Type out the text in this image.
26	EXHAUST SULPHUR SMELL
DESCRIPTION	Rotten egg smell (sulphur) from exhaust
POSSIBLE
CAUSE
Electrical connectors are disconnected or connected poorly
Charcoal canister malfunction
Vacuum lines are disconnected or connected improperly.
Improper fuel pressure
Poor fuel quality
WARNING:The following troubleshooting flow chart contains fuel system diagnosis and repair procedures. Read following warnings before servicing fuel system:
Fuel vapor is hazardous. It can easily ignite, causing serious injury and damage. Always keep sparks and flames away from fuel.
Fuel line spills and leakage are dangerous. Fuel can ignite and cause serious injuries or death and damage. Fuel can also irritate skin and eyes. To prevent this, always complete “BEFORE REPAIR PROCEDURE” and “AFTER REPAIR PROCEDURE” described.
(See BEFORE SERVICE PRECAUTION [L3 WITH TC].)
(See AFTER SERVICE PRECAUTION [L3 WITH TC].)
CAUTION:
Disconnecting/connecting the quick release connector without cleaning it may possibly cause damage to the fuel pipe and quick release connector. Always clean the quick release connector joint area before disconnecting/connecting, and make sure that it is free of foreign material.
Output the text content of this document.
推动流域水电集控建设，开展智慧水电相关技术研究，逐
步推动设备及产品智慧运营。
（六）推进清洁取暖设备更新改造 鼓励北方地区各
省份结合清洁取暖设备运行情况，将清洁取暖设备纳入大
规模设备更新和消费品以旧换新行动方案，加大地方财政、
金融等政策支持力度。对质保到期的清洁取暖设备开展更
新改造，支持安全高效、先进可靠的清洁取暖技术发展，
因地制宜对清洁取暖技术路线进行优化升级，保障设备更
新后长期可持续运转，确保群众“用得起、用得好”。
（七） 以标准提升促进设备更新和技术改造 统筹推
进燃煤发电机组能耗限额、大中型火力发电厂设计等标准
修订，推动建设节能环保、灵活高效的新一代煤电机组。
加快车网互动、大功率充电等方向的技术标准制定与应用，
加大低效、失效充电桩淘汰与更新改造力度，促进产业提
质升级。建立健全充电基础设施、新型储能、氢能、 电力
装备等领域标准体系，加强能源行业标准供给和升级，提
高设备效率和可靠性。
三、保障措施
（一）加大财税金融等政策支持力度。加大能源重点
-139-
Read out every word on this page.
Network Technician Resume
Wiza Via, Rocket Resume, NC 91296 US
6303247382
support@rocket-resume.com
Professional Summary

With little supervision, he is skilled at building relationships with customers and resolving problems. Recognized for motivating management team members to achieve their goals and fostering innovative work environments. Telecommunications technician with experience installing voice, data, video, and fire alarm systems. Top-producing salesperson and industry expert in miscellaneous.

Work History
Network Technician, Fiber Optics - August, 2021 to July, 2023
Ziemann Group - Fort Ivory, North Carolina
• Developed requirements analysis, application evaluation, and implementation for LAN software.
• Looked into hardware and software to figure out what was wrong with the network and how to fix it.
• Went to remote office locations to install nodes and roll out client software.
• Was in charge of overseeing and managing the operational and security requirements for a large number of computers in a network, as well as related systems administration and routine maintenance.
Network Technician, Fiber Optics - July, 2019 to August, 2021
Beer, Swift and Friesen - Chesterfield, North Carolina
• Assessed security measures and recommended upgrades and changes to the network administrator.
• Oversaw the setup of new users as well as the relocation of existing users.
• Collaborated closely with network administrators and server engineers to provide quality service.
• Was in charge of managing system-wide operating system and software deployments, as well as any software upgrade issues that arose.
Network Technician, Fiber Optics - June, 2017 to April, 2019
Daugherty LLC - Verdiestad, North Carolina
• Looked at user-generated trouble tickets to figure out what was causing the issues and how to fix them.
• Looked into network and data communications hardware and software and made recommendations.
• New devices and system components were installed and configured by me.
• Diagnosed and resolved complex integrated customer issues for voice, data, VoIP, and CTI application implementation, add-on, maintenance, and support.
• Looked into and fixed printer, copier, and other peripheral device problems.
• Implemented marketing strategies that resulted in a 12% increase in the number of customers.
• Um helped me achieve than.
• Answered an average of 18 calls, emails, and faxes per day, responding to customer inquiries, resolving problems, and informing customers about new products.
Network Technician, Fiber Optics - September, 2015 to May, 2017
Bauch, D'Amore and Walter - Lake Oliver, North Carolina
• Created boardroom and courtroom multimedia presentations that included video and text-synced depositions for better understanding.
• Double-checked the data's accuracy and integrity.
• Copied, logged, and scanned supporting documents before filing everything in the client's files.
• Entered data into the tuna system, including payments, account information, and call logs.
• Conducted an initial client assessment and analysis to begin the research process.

Objective:
Type out all of the material again, word for word.

Written response:
Type out the text in this image.
26	EXHAUST SULPHUR SMELL
DESCRIPTION	Rotten egg smell (sulphur) from exhaust
POSSIBLE
CAUSE
Electrical connectors are disconnected or connected poorly
Charcoal canister malfunction
Vacuum lines are disconnected or connected improperly.
Improper fuel pressure
Poor fuel quality
WARNING:The following troubleshooting flow chart contains fuel system diagnosis and repair procedures. Read following warnings before servicing fuel system:
Fuel vapor is hazardous. It can easily ignite, causing serious injury and damage. Always keep sparks and flames away from fuel.
Fuel line spills and leakage are dangerous. Fuel can ignite and cause serious injuries or death and damage. Fuel can also irritate skin and eyes. To prevent this, always complete “BEFORE REPAIR PROCEDURE” and “AFTER REPAIR PROCEDURE” described.
(See BEFORE SERVICE PRECAUTION [L3 WITH TC].)
(See AFTER SERVICE PRECAUTION [L3 WITH TC].)
CAUTION:
Disconnecting/connecting the quick release connector without cleaning it may possibly cause damage to the fuel pipe and quick release connector. Always clean the quick release connector joint area before disconnecting/connecting, and make sure that it is free of foreign material.
Output the text content of this document.
推动流域水电集控建设，开展智慧水电相关技术研究，逐
步推动设备及产品智慧运营。
（六）推进清洁取暖设备更新改造 鼓励北方地区各
省份结合清洁取暖设备运行情况，将清洁取暖设备纳入大
规模设备更新和消费品以旧换新行动方案，加大地方财政、
金融等政策支持力度。对质保到期的清洁取暖设备开展更
新改造，支持安全高效、先进可靠的清洁取暖技术发展，
因地制宜对清洁取暖技术路线进行优化升级，保障设备更
新后长期可持续运转，确保群众“用得起、用得好”。
（七） 以标准提升促进设备更新和技术改造 统筹推
进燃煤发电机组能耗限额、大中型火力发电厂设计等标准
修订，推动建设节能环保、灵活高效的新一代煤电机组。
加快车网互动、大功率充电等方向的技术标准制定与应用，
加大低效、失效充电桩淘汰与更新改造力度，促进产业提
质升级。建立健全充电基础设施、新型储能、氢能、 电力
装备等领域标准体系，加强能源行业标准供给和升级，提
高设备效率和可靠性。
三、保障措施
（一）加大财税金融等政策支持力度。加大能源重点
-139-
Read out every word on this page.
Network Technician Resume
Wiza Via, Rocket Resume, NC 91296 US
6303247382
support@rocket-resume.com
Professional Summary

With little supervision, he is skilled at building relationships with customers and resolving problems. Recognized for motivating management team members to achieve their goals and fostering innovative work environments. Telecommunications technician with experience installing voice, data, video, and fire alarm systems. Top-producing salesperson and industry expert in miscellaneous.

Work History
Network Technician, Fiber Optics - August, 2021 to July, 2023
Ziemann Group - Fort Ivory, North Carolina
• Developed requirements analysis, application evaluation, and implementation for LAN software.
• Looked into hardware and software to figure out what was wrong with the network and how to fix it.
• Went to remote office locations to install nodes and roll out client software.
• Was in charge of overseeing and managing the operational and security requirements for a large number of computers in a network, as well as related systems administration and routine maintenance.
Network Technician, Fiber Optics - July, 2019 to August, 2021
Beer, Swift and Friesen - Chesterfield, North Carolina
• Assessed security measures and recommended upgrades and changes to the network administrator.
• Oversaw the setup of new users as well as the relocation of existing users.
• Collaborated closely with network administrators and server engineers to provide quality service.
• Was in charge of managing system-wide operating system and software deployments, as well as any software upgrade issues that arose.
Network Technician, Fiber Optics - June, 2017 to April, 2019
Daugherty LLC - Verdiestad, North Carolina
• Looked at user-generated trouble tickets to figure out what was causing the issues and how to fix them.
• Looked into network and data communications hardware and software and made recommendations.
• New devices and system components were installed and configured by me.
• Diagnosed and resolved complex integrated customer issues for voice, data, VoIP, and CTI application implementation, add-on, maintenance, and support.
• Looked into and fixed printer, copier, and other peripheral device problems.
• Implemented marketing strategies that resulted in a 12% increase in the number of customers.
• Um helped me achieve than.
• Answered an average of 18 calls, emails, and faxes per day, responding to customer inquiries, resolving problems, and informing customers about new products.
Network Technician, Fiber Optics - September, 2015 to May, 2017
Bauch, D'Amore and Walter - Lake Oliver, North Carolina
• Created boardroom and courtroom multimedia presentations that included video and text-synced depositions for better understanding.
• Double-checked the data's accuracy and integrity.
• Copied, logged, and scanned supporting documents before filing everything in the client's files.
• Entered data into the tuna system, including payments, account information, and call logs.
• Conducted an initial client assessment and analysis to begin the research process.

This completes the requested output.